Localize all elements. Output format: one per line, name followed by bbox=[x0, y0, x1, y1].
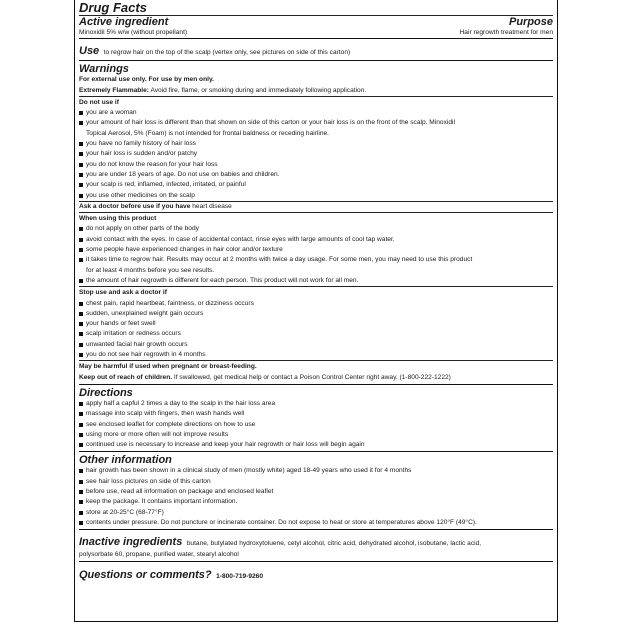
list-item: you are under 18 years of age. Do not use on babies and children. bbox=[79, 170, 553, 180]
external-use-text: For external use only. For use by men only. bbox=[79, 76, 214, 84]
list-item: avoid contact with the eyes. In case of accidental contact, rinse eyes with large amounts of cool tap water. bbox=[79, 235, 553, 245]
list-item: you are a woman bbox=[79, 108, 553, 118]
inactive-ingredients-line1: butane, butylated hydroxytoluene, cetyl alcohol, citric acid, dehydrated alcohol, isobutane, lactic acid, bbox=[186, 540, 482, 548]
use-heading: Use bbox=[79, 45, 100, 58]
list-item: you do not see hair regrowth in 4 months bbox=[79, 350, 553, 360]
inactive-ingredients-heading: Inactive ingredients bbox=[79, 536, 183, 549]
pregnancy-text: May be harmful if used when pregnant or breast-feeding. bbox=[79, 363, 257, 371]
list-item-continuation: for at least 4 months before you see results. bbox=[86, 266, 215, 274]
list-item: sudden, unexplained weight gain occurs bbox=[79, 309, 553, 319]
list-item: you do not know the reason for your hair loss bbox=[79, 160, 553, 170]
list-item: continued use is necessary to increase and keep your hair regrowth or hair loss will begin again bbox=[79, 440, 553, 450]
list-item: your scalp is red, inflamed, infected, irritated, or painful bbox=[79, 180, 553, 190]
list-item: hair growth has been shown in a clinical study of men (mostly white) aged 18-49 years who used it for 4 months bbox=[79, 466, 553, 476]
drug-facts-panel bbox=[74, 0, 558, 622]
warnings-intro bbox=[79, 61, 553, 97]
pregnancy-section bbox=[79, 361, 553, 385]
flammable-label: Extremely Flammable: bbox=[79, 86, 149, 94]
title-section bbox=[79, 0, 553, 16]
list-item: you have no family history of hair loss bbox=[79, 139, 553, 149]
list-item: you use other medicines on the scalp bbox=[79, 191, 553, 201]
ask-doctor-section bbox=[79, 202, 553, 213]
active-ingredient-text: Minoxidil 5% w/w (without propellant) bbox=[79, 29, 188, 36]
use-section bbox=[79, 39, 553, 61]
list-item: keep the package. It contains important information. bbox=[79, 497, 553, 507]
stop-use-heading: Stop use and ask a doctor if bbox=[79, 289, 167, 297]
list-item: store at 20-25°C (68-77°F) bbox=[79, 508, 553, 518]
list-item: see enclosed leaflet for complete directions on how to use bbox=[79, 420, 553, 430]
list-item: your hands or feet swell bbox=[79, 319, 553, 329]
list-item: the amount of hair regrowth is different for each person. This product will not work for all men. bbox=[79, 276, 553, 286]
ask-doctor-label: Ask a doctor before use if you have bbox=[79, 202, 191, 210]
questions-section bbox=[79, 562, 553, 585]
list-item: chest pain, rapid heartbeat, faintness, or dizziness occurs bbox=[79, 299, 553, 309]
use-text: to regrow hair on the top of the scalp (vertex only, see pictures on side of this carton) bbox=[103, 49, 351, 57]
active-ingredient-section bbox=[79, 16, 553, 39]
when-using-section bbox=[79, 213, 553, 287]
inactive-ingredients-line2: polysorbate 60, propane, purified water, stearyl alcohol bbox=[79, 551, 239, 559]
other-information-heading: Other information bbox=[79, 454, 172, 467]
stop-use-section bbox=[79, 287, 553, 361]
list-item: some people have experienced changes in hair color and/or texture bbox=[79, 245, 553, 255]
list-item: scalp irritation or redness occurs bbox=[79, 329, 553, 339]
list-item: before use, read all information on package and enclosed leaflet bbox=[79, 487, 553, 497]
questions-phone: 1-800-719-9260 bbox=[216, 573, 264, 581]
list-item: massage into scalp with fingers, then wash hands well bbox=[79, 409, 553, 419]
ask-doctor-text: heart disease bbox=[192, 202, 232, 210]
directions-heading: Directions bbox=[79, 386, 133, 399]
active-ingredient-heading: Active ingredient bbox=[79, 16, 169, 28]
reach-label: Keep out of reach of children. bbox=[79, 373, 173, 381]
do-not-use-heading: Do not use if bbox=[79, 98, 119, 106]
do-not-use-section bbox=[79, 97, 553, 202]
purpose-text: Hair regrowth treatment for men bbox=[459, 29, 553, 36]
reach-text: If swallowed, get medical help or contact a Poison Control Center right away. (1-800-222-1222) bbox=[173, 373, 451, 381]
list-item-continuation: Topical Aerosol, 5% (Foam) is not intended for frontal baldness or receding hairline. bbox=[86, 129, 329, 137]
questions-heading: Questions or comments? bbox=[79, 569, 212, 582]
other-information-section bbox=[79, 452, 553, 530]
inactive-ingredients-section bbox=[79, 530, 553, 562]
list-item: it takes time to regrow hair. Results may occur at 2 months with twice a day usage. For some men, you may need to use this product bbox=[79, 255, 553, 265]
list-item: your hair loss is sudden and/or patchy bbox=[79, 149, 553, 159]
list-item: contents under pressure. Do not puncture or incinerate container. Do not expose to heat or store at temperatures above 120°F (49°C). bbox=[79, 518, 553, 528]
warnings-heading: Warnings bbox=[79, 63, 129, 76]
list-item: see hair loss pictures on side of this carton bbox=[79, 477, 553, 487]
drug-facts-title: Drug Facts bbox=[79, 0, 147, 15]
list-item: do not apply on other parts of the body bbox=[79, 224, 553, 234]
list-item: apply half a capful 2 times a day to the scalp in the hair loss area bbox=[79, 399, 553, 409]
list-item: unwanted facial hair growth occurs bbox=[79, 340, 553, 350]
when-using-heading: When using this product bbox=[79, 215, 157, 223]
list-item: using more or more often will not improve results bbox=[79, 430, 553, 440]
flammable-text: Avoid fire, flame, or smoking during and immediately following application. bbox=[150, 86, 367, 94]
purpose-heading: Purpose bbox=[508, 16, 553, 28]
directions-section bbox=[79, 385, 553, 452]
list-item: your amount of hair loss is different than that shown on side of this carton or your hair loss is on the front of the scalp. Minoxidil bbox=[79, 118, 553, 128]
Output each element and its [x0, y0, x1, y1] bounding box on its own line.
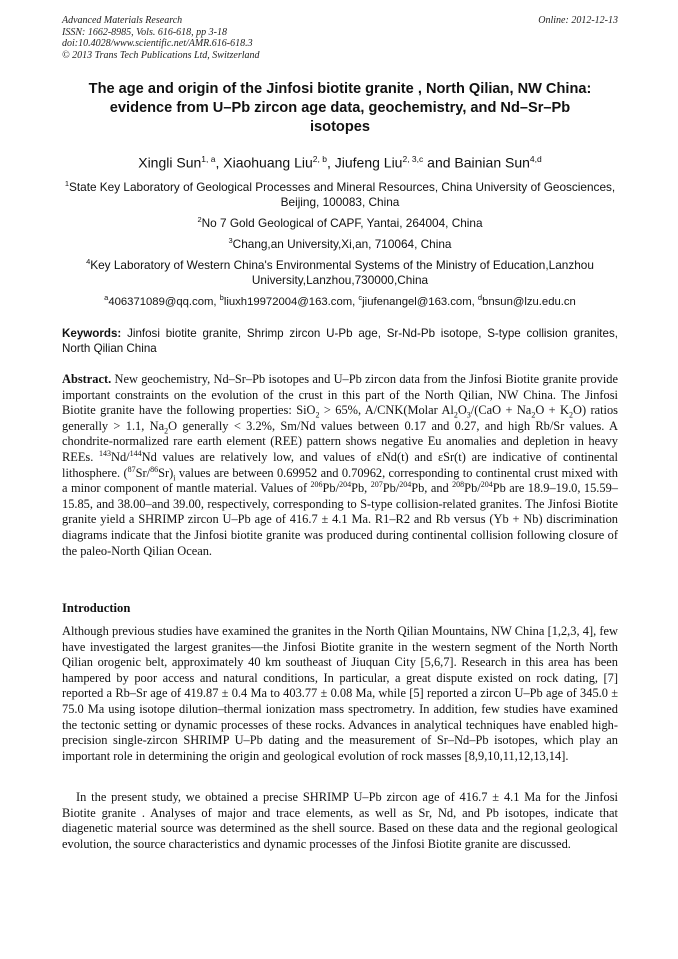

Instructions for the task -> Convert each of the lines above into a string and return them together as a JSON list, skipping blank lines and leaving out the pictures.

Exercise result ->
[
  "Localize all elements. Output format: one per line, name followed by bbox=[x0, y0, x1, y1].",
  "list-item: you are under 18 years of age. Do not use on babies and children. bbox=[79, 170, 553, 180]",
  "external-use-text: For external use only. For use by men only. bbox=[79, 76, 214, 84]",
  "list-item: avoid contact with the eyes. In case of accidental contact, rinse eyes with large amounts of cool tap water. bbox=[79, 235, 553, 245]",
  "list-item: you are a woman bbox=[79, 108, 553, 118]",
  "inactive-ingredients-line1: butane, butylated hydroxytoluene, cetyl alcohol, citric acid, dehydrated alcohol, isobutane, lactic acid, bbox=[186, 540, 482, 548]",
  "use-heading: Use bbox=[79, 45, 100, 58]",
  "list-item: you do not see hair regrowth in 4 months bbox=[79, 350, 553, 360]",
  "inactive-ingredients-heading: Inactive ingredients bbox=[79, 536, 183, 549]",
  "pregnancy-text: May be harmful if used when pregnant or breast-feeding. bbox=[79, 363, 257, 371]",
  "list-item-continuation: for at least 4 months before you see results. bbox=[86, 266, 215, 274]",
  "list-item: sudden, unexplained weight gain occurs bbox=[79, 309, 553, 319]",
  "list-item: you do not know the reason for your hair loss bbox=[79, 160, 553, 170]",
  "list-item: continued use is necessary to increase and keep your hair regrowth or hair loss will begin again bbox=[79, 440, 553, 450]",
  "list-item: your scalp is red, inflamed, infected, irritated, or painful bbox=[79, 180, 553, 190]",
  "list-item: hair growth has been shown in a clinical study of men (mostly white) aged 18-49 years who used it for 4 months bbox=[79, 466, 553, 476]",
  "drug-facts-panel bbox=[74, 0, 558, 622]",
  "warnings-intro bbox=[79, 61, 553, 97]",
  "pregnancy-section bbox=[79, 361, 553, 385]",
  "flammable-label: Extremely Flammable: bbox=[79, 86, 149, 94]",
  "title-section bbox=[79, 0, 553, 16]",
  "list-item: you have no family history of hair loss bbox=[79, 139, 553, 149]",
  "list-item: you use other medicines on the scalp bbox=[79, 191, 553, 201]",
  "ask-doctor-section bbox=[79, 202, 553, 213]",
  "active-ingredient-text: Minoxidil 5% w/w (without propellant) bbox=[79, 29, 188, 36]",
  "use-section bbox=[79, 39, 553, 61]",
  "list-item: keep the package. It contains important information. bbox=[79, 497, 553, 507]",
  "stop-use-heading: Stop use and ask a doctor if bbox=[79, 289, 167, 297]",
  "list-item: store at 20-25°C (68-77°F) bbox=[79, 508, 553, 518]",
  "list-item: see enclosed leaflet for complete directions on how to use bbox=[79, 420, 553, 430]",
  "list-item: your hands or feet swell bbox=[79, 319, 553, 329]",
  "list-item: the amount of hair regrowth is different for each person. This product will not work for all men. bbox=[79, 276, 553, 286]",
  "ask-doctor-label: Ask a doctor before use if you have bbox=[79, 202, 191, 210]",
  "questions-section bbox=[79, 562, 553, 585]",
  "list-item: chest pain, rapid heartbeat, faintness, or dizziness occurs bbox=[79, 299, 553, 309]",
  "use-text: to regrow hair on the top of the scalp (vertex only, see pictures on side of this carton) bbox=[103, 49, 351, 57]",
  "active-ingredient-section bbox=[79, 16, 553, 39]",
  "when-using-section bbox=[79, 213, 553, 287]",
  "inactive-ingredients-line2: polysorbate 60, propane, purified water, stearyl alcohol bbox=[79, 551, 239, 559]",
  "other-information-heading: Other information bbox=[79, 454, 172, 467]",
  "stop-use-section bbox=[79, 287, 553, 361]",
  "list-item: some people have experienced changes in hair color and/or texture bbox=[79, 245, 553, 255]",
  "list-item: scalp irritation or redness occurs bbox=[79, 329, 553, 339]",
  "list-item: before use, read all information on package and enclosed leaflet bbox=[79, 487, 553, 497]",
  "questions-phone: 1-800-719-9260 bbox=[216, 573, 264, 581]",
  "list-item: massage into scalp with fingers, then wash hands well bbox=[79, 409, 553, 419]",
  "ask-doctor-text: heart disease bbox=[192, 202, 232, 210]",
  "directions-heading: Directions bbox=[79, 386, 133, 399]",
  "active-ingredient-heading: Active ingredient bbox=[79, 16, 169, 28]",
  "reach-label: Keep out of reach of children. bbox=[79, 373, 173, 381]",
  "do-not-use-heading: Do not use if bbox=[79, 98, 119, 106]",
  "do-not-use-section bbox=[79, 97, 553, 202]",
  "purpose-text: Hair regrowth treatment for men bbox=[459, 29, 553, 36]",
  "reach-text: If swallowed, get medical help or contact a Poison Control Center right away. (1-800-222-1222) bbox=[173, 373, 451, 381]",
  "list-item-continuation: Topical Aerosol, 5% (Foam) is not intended for frontal baldness or receding hairline. bbox=[86, 129, 329, 137]",
  "questions-heading: Questions or comments? bbox=[79, 569, 212, 582]",
  "other-information-section bbox=[79, 452, 553, 530]",
  "inactive-ingredients-section bbox=[79, 530, 553, 562]",
  "list-item: it takes time to regrow hair. Results may occur at 2 months with twice a day usage. For some men, you may need to use this product bbox=[79, 255, 553, 265]",
  "list-item: your hair loss is sudden and/or patchy bbox=[79, 149, 553, 159]",
  "list-item: contents under pressure. Do not puncture or incinerate container. Do not expose to heat or store at temperatures above 120°F (49°C). bbox=[79, 518, 553, 528]",
  "warnings-heading: Warnings bbox=[79, 63, 129, 76]",
  "list-item: see hair loss pictures on side of this carton bbox=[79, 477, 553, 487]",
  "drug-facts-title: Drug Facts bbox=[79, 0, 147, 15]",
  "list-item: do not apply on other parts of the body bbox=[79, 224, 553, 234]",
  "list-item: apply half a capful 2 times a day to the scalp in the hair loss area bbox=[79, 399, 553, 409]",
  "list-item: unwanted facial hair growth occurs bbox=[79, 340, 553, 350]",
  "when-using-heading: When using this product bbox=[79, 215, 157, 223]",
  "list-item: using more or more often will not improve results bbox=[79, 430, 553, 440]",
  "flammable-text: Avoid fire, flame, or smoking during and immediately following application. bbox=[150, 86, 367, 94]",
  "purpose-heading: Purpose bbox=[508, 16, 553, 28]",
  "directions-section bbox=[79, 385, 553, 452]",
  "list-item: your amount of hair loss is different than that shown on side of this carton or your hair loss is on the front of the scalp. Minoxidil bbox=[79, 118, 553, 128]",
  "Output each element and its [x0, y0, x1, y1] bounding box on its own line."
]